PROMPT:
Scan the listing below and copy every line holding "school".

MATERIAL PROVIDED:
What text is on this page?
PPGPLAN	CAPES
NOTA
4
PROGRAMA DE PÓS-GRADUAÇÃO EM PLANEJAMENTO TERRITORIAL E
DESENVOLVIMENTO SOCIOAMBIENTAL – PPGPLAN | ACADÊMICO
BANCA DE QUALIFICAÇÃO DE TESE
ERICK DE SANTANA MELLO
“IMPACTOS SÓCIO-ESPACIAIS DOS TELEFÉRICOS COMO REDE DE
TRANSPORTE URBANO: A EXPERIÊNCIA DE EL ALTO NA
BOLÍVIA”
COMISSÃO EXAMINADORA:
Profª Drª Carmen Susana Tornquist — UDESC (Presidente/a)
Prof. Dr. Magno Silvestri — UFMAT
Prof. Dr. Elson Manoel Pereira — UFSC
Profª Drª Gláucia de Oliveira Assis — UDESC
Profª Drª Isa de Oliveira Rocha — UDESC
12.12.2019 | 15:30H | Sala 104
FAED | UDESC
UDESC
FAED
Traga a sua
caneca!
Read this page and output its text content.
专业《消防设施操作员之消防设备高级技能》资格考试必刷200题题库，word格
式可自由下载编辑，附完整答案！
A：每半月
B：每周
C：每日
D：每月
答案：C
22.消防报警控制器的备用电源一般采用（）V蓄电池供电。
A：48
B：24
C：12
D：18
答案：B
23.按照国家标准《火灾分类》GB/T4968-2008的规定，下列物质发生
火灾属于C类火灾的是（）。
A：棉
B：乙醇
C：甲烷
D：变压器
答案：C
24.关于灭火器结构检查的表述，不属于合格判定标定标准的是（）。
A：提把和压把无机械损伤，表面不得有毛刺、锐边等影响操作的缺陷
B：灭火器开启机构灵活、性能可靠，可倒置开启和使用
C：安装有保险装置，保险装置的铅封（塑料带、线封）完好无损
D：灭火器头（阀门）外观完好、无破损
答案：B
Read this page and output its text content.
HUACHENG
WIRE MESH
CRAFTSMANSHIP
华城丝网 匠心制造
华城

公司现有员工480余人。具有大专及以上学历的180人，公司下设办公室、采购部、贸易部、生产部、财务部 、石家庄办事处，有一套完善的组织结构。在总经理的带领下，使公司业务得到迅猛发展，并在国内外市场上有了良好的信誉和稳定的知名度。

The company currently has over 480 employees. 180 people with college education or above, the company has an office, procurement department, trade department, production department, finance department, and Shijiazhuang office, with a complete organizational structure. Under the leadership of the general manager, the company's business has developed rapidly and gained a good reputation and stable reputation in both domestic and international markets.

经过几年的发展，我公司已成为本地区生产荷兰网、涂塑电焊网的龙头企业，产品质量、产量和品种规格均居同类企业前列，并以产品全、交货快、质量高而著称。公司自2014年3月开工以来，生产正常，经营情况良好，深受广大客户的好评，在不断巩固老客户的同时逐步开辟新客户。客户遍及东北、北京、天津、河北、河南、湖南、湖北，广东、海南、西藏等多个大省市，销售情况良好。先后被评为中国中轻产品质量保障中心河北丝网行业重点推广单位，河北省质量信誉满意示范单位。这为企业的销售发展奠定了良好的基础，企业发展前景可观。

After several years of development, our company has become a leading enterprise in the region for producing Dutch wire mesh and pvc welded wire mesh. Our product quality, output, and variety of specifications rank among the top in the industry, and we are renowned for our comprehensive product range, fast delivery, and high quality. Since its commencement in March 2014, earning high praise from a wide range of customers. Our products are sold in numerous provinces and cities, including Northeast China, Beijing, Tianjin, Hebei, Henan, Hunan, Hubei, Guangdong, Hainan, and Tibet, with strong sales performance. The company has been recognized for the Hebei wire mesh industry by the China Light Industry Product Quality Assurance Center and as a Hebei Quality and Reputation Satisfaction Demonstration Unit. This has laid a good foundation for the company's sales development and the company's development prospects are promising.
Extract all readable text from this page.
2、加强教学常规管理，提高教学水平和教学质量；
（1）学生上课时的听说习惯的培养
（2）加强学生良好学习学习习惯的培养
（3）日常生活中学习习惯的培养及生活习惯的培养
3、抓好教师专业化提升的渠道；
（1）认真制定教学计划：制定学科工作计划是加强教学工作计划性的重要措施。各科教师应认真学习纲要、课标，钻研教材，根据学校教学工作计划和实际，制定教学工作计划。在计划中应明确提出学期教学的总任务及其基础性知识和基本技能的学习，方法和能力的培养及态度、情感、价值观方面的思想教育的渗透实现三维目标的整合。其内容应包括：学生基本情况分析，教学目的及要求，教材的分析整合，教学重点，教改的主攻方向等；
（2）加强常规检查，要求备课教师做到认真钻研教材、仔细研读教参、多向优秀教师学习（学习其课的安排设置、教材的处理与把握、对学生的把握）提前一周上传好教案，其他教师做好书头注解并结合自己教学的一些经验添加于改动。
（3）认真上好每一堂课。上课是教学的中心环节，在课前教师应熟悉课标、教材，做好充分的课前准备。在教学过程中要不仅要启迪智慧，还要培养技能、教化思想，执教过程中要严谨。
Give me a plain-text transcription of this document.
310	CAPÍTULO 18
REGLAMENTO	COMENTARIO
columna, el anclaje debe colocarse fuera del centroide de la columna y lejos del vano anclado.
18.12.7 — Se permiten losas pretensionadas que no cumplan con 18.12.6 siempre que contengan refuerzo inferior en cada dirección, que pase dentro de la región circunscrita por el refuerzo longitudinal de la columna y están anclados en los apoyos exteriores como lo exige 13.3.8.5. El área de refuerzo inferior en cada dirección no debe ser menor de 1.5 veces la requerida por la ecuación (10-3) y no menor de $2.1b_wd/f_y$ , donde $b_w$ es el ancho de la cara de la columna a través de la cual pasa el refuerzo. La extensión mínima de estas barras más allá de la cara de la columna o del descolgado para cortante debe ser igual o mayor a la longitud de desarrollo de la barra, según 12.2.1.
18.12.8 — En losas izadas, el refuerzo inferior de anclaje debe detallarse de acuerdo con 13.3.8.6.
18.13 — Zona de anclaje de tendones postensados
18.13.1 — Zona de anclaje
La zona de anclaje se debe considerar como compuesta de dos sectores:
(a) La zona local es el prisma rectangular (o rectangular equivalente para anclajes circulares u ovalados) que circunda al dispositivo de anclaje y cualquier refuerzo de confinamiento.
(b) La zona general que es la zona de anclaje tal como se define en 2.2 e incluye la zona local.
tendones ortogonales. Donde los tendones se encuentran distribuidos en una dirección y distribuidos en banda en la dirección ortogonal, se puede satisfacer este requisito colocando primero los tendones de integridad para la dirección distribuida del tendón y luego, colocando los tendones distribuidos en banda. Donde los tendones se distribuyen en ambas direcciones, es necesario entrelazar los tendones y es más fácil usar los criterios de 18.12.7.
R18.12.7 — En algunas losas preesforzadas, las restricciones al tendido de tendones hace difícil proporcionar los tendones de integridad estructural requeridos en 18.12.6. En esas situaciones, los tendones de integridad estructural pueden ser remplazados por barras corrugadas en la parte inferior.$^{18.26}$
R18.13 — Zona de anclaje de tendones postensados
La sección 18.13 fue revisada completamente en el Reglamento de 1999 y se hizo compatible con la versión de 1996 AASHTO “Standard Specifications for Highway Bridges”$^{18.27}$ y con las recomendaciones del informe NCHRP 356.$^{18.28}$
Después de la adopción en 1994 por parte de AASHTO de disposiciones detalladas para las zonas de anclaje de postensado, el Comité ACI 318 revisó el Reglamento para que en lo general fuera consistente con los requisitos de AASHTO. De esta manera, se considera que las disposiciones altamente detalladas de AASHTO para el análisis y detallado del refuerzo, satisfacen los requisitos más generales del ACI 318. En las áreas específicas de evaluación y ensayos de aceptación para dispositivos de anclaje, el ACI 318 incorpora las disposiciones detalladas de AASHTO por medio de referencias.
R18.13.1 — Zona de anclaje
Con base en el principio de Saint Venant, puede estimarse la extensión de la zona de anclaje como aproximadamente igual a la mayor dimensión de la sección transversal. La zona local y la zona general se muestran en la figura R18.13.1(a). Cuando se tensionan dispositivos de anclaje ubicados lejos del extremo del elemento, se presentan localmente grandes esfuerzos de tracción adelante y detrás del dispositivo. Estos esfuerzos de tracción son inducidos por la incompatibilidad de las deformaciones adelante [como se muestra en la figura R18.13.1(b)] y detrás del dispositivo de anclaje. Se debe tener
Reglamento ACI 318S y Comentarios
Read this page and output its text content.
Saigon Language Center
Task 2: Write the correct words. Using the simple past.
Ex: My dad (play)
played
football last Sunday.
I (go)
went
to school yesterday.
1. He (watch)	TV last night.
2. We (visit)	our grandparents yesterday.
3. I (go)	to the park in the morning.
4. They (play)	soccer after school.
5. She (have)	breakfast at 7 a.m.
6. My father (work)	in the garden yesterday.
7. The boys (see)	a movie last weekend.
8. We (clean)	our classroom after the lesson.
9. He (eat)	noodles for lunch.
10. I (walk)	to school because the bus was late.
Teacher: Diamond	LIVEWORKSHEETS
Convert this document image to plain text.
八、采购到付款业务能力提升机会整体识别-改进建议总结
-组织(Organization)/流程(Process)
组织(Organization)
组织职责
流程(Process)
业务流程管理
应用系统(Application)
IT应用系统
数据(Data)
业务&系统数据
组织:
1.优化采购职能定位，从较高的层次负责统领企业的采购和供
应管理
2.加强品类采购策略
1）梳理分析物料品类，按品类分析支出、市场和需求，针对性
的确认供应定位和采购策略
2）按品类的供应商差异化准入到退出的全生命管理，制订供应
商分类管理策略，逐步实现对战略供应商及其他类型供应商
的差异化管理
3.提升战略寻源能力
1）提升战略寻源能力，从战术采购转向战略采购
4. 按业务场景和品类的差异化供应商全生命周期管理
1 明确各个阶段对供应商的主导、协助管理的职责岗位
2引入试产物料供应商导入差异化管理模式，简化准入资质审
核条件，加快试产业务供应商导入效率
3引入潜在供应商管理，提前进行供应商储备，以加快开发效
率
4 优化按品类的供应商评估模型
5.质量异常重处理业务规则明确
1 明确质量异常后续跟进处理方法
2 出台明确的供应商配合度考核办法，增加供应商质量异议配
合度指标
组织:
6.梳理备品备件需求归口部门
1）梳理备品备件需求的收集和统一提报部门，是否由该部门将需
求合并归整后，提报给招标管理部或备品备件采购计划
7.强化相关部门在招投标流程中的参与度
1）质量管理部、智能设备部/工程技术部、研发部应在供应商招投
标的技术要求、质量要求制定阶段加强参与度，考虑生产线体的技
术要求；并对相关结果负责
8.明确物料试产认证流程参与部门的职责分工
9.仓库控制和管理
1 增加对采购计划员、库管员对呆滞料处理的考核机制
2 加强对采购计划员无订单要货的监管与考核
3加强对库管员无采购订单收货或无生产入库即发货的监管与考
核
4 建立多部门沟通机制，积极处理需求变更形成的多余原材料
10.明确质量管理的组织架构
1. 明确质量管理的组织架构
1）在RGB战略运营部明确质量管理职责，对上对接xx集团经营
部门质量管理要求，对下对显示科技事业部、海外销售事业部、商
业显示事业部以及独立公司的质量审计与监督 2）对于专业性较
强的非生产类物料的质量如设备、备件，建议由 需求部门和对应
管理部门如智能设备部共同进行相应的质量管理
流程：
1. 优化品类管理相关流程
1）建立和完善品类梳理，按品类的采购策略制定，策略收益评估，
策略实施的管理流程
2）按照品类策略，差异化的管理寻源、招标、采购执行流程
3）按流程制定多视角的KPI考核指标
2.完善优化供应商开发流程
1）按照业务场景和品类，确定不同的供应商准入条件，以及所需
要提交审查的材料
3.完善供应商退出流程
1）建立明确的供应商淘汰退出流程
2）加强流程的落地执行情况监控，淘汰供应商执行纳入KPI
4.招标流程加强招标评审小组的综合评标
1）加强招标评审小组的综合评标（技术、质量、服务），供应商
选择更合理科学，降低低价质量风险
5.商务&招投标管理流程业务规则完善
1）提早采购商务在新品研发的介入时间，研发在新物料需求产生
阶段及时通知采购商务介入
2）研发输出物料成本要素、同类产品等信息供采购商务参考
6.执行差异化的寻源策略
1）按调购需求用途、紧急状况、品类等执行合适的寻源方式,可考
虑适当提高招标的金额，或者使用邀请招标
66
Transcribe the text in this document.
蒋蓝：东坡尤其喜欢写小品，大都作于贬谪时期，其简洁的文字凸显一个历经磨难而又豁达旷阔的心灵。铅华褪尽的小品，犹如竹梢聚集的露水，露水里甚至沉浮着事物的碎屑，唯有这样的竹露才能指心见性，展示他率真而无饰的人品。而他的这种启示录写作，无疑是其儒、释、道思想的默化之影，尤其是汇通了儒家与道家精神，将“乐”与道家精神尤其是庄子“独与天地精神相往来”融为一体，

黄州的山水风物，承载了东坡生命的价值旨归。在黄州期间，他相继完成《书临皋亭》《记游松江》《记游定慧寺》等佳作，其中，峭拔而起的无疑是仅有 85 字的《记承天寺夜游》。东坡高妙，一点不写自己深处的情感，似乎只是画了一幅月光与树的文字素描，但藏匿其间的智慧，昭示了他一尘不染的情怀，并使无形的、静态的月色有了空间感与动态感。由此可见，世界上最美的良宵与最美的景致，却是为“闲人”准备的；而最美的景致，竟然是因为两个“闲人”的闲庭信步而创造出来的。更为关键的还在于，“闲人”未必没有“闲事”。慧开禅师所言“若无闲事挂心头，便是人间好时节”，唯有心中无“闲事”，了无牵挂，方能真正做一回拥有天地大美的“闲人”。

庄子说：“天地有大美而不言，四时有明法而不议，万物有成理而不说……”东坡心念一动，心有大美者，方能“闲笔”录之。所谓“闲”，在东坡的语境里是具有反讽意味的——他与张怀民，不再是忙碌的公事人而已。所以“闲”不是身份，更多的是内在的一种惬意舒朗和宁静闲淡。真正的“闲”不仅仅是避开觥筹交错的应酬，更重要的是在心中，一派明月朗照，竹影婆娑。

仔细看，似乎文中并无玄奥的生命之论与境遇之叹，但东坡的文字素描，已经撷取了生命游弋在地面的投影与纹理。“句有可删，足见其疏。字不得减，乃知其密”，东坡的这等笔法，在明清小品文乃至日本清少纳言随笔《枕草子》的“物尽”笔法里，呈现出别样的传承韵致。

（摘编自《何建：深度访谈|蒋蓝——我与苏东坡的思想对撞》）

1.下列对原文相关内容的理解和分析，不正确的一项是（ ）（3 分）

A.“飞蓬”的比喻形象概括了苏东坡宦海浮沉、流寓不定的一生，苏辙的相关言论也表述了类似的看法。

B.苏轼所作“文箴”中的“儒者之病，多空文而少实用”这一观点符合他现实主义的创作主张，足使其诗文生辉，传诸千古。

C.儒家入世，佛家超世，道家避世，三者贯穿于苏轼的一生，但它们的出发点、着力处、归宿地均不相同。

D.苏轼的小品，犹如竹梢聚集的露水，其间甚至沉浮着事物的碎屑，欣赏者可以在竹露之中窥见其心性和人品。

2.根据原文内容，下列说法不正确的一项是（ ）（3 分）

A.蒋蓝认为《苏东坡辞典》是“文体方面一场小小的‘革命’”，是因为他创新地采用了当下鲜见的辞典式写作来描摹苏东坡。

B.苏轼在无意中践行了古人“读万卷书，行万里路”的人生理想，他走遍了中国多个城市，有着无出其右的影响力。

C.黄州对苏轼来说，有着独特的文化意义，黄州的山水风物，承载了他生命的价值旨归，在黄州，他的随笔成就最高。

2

ANSWER IN FULL:
to school yesterday.
4. They (play)	soccer after school.
10. I (walk)	to school because the bus was late.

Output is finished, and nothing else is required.